Excerpt from a dataset
--- BEGIN ---

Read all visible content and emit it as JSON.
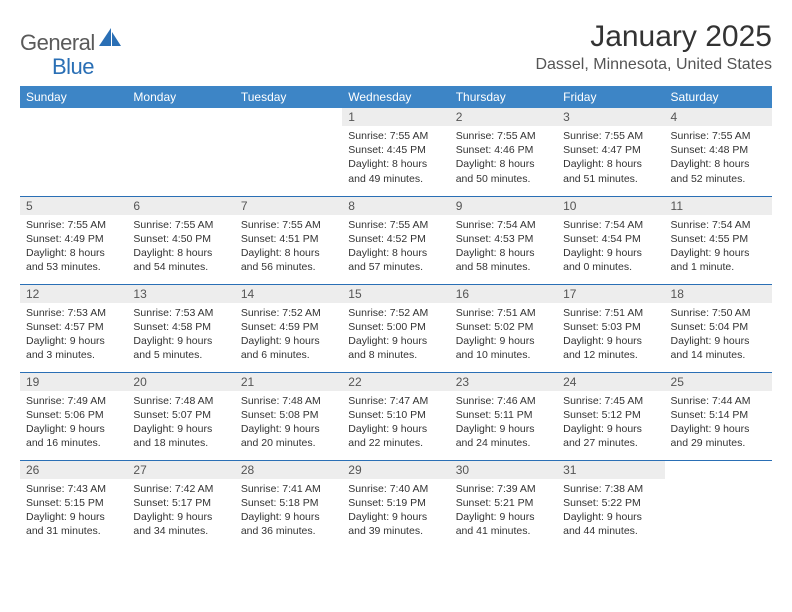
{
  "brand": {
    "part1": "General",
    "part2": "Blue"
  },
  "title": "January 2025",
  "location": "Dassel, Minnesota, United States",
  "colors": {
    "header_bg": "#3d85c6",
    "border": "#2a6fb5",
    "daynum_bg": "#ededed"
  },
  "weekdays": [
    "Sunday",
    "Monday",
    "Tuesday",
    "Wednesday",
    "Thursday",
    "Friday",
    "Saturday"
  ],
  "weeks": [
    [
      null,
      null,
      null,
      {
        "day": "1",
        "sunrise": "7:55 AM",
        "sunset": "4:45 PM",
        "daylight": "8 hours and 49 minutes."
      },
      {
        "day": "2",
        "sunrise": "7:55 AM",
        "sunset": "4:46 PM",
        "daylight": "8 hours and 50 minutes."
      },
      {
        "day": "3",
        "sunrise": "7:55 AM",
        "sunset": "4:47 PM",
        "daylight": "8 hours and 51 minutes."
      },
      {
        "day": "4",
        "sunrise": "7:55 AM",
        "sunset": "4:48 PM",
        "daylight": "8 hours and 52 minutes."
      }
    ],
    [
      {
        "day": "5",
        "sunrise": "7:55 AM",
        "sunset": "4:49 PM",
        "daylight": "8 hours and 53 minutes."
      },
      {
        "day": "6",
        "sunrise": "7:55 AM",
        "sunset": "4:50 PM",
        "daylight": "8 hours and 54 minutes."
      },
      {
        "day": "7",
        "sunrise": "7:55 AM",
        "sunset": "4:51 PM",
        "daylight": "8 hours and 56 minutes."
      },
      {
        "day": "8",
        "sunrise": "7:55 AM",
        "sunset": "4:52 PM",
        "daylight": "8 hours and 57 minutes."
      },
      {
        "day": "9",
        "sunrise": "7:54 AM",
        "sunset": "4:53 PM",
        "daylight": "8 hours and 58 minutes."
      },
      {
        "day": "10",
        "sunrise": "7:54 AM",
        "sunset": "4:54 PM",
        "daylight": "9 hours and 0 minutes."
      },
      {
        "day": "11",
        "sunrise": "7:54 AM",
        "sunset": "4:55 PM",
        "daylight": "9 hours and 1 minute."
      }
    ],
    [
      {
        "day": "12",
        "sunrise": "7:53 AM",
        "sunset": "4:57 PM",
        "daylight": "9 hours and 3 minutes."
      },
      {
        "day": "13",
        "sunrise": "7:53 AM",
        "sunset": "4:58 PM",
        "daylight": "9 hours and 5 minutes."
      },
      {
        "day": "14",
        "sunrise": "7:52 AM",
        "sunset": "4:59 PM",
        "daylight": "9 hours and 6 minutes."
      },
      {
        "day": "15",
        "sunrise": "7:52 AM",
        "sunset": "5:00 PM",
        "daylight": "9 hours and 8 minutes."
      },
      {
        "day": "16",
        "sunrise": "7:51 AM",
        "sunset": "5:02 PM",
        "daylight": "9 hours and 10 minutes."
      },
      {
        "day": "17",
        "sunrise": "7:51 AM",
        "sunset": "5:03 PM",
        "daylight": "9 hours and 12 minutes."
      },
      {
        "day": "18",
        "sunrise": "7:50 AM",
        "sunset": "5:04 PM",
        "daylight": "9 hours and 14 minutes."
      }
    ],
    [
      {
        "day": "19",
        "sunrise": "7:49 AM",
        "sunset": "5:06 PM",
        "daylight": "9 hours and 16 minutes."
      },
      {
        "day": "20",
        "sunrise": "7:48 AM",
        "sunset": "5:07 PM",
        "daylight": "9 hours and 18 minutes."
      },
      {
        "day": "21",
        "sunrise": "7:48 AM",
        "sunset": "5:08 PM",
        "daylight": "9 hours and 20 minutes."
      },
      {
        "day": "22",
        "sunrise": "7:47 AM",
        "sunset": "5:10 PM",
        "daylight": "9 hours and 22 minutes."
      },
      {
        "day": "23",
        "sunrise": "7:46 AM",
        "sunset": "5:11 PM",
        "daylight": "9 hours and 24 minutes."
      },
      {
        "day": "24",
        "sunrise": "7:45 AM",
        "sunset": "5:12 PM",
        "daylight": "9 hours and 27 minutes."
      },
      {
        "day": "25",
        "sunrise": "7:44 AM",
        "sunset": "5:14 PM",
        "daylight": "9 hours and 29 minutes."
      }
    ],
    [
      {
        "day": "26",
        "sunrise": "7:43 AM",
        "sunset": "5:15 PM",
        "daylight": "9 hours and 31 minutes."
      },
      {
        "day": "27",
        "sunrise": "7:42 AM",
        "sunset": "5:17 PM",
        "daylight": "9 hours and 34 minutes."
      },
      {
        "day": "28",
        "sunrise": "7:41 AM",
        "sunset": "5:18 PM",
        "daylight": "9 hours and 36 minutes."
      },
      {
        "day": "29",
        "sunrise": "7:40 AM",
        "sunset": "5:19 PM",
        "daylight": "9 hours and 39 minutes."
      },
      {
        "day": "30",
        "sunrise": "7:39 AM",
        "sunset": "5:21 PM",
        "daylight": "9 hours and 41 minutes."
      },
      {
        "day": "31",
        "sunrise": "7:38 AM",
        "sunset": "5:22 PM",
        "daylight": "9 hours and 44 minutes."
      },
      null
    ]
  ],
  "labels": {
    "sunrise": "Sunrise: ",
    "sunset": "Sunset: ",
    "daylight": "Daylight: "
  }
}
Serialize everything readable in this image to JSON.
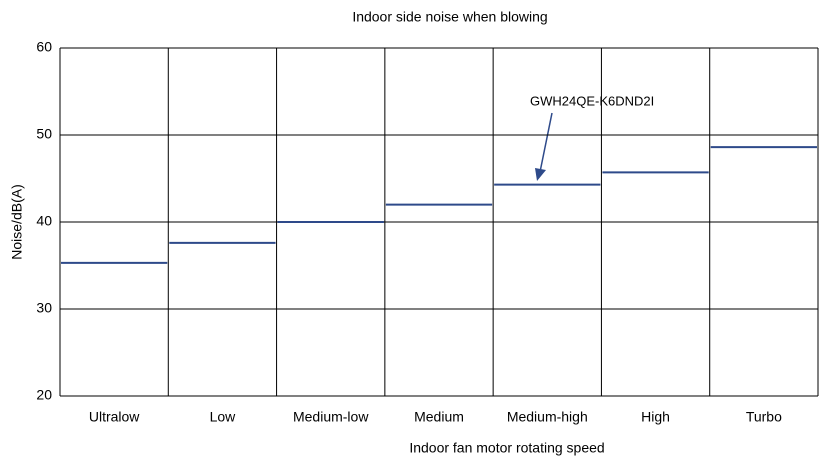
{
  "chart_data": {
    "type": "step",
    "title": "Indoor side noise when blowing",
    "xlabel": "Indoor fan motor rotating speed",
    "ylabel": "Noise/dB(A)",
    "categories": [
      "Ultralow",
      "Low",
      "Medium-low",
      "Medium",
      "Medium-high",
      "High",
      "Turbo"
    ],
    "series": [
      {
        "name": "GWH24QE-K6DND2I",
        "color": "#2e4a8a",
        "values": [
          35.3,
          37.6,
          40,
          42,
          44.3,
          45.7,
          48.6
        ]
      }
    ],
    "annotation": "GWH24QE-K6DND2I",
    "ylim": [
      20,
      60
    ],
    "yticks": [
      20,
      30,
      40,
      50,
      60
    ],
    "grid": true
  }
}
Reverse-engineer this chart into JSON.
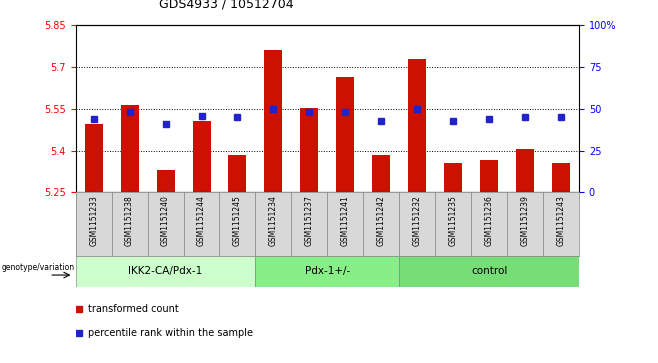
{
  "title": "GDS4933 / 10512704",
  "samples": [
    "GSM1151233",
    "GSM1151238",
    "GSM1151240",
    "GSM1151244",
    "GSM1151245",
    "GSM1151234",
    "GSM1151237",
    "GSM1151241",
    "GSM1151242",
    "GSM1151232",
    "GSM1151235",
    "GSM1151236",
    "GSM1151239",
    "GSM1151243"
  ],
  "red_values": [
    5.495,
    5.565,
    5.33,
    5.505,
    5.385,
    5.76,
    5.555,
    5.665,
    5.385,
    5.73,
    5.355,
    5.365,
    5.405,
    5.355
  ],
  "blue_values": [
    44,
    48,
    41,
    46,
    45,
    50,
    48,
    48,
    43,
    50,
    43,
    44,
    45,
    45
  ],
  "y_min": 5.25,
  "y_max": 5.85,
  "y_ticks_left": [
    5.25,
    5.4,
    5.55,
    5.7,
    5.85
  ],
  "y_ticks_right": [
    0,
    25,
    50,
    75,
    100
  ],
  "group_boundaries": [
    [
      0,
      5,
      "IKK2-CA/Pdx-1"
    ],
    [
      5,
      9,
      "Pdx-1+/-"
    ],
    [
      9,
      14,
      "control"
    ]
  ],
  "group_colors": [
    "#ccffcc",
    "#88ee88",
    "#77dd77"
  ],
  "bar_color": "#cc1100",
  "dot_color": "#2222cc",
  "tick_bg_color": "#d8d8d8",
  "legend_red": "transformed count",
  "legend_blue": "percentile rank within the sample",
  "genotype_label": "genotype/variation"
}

--- END ---

■ **Aim**: Copy out each line of the entries that holds "this".

■ **Completed task**:
Serialize everything readable in this image to JSON.
Reverse-engineer this chart into JSON.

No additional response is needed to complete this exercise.